-- Start of DATA SHOWN --
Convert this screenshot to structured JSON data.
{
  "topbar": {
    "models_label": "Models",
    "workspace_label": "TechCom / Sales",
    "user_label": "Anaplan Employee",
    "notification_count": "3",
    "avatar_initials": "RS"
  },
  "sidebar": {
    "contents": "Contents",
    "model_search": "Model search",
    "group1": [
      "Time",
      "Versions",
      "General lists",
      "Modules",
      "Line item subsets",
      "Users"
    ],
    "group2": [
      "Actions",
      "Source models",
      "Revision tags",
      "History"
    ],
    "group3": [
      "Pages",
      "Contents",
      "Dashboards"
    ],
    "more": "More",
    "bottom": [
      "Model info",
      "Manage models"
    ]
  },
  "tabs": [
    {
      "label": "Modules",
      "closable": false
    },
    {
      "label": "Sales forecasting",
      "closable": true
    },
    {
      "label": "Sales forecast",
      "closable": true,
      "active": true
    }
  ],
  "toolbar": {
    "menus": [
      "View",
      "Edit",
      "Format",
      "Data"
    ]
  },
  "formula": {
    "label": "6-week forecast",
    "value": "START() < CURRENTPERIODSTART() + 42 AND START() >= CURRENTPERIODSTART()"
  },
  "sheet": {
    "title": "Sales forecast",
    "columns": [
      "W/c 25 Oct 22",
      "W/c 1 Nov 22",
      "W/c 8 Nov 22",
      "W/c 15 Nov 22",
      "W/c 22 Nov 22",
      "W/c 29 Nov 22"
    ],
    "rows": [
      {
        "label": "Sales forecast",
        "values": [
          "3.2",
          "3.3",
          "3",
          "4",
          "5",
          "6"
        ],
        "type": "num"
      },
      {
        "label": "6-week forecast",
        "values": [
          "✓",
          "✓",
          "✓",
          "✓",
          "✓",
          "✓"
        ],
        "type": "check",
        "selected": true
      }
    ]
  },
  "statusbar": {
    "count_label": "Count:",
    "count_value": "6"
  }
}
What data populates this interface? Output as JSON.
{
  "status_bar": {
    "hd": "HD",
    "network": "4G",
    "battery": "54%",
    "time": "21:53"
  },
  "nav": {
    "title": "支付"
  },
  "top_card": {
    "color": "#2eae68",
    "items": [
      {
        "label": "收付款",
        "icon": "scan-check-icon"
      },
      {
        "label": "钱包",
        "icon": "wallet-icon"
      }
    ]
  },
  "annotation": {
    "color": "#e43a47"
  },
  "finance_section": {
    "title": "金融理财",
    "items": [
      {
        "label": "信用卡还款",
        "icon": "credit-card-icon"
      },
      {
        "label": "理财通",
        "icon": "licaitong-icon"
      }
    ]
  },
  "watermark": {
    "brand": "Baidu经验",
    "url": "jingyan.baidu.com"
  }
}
-- End of DATA SHOWN --
From the data above, work out how many lines contain the string "this" and reply with only the number.

2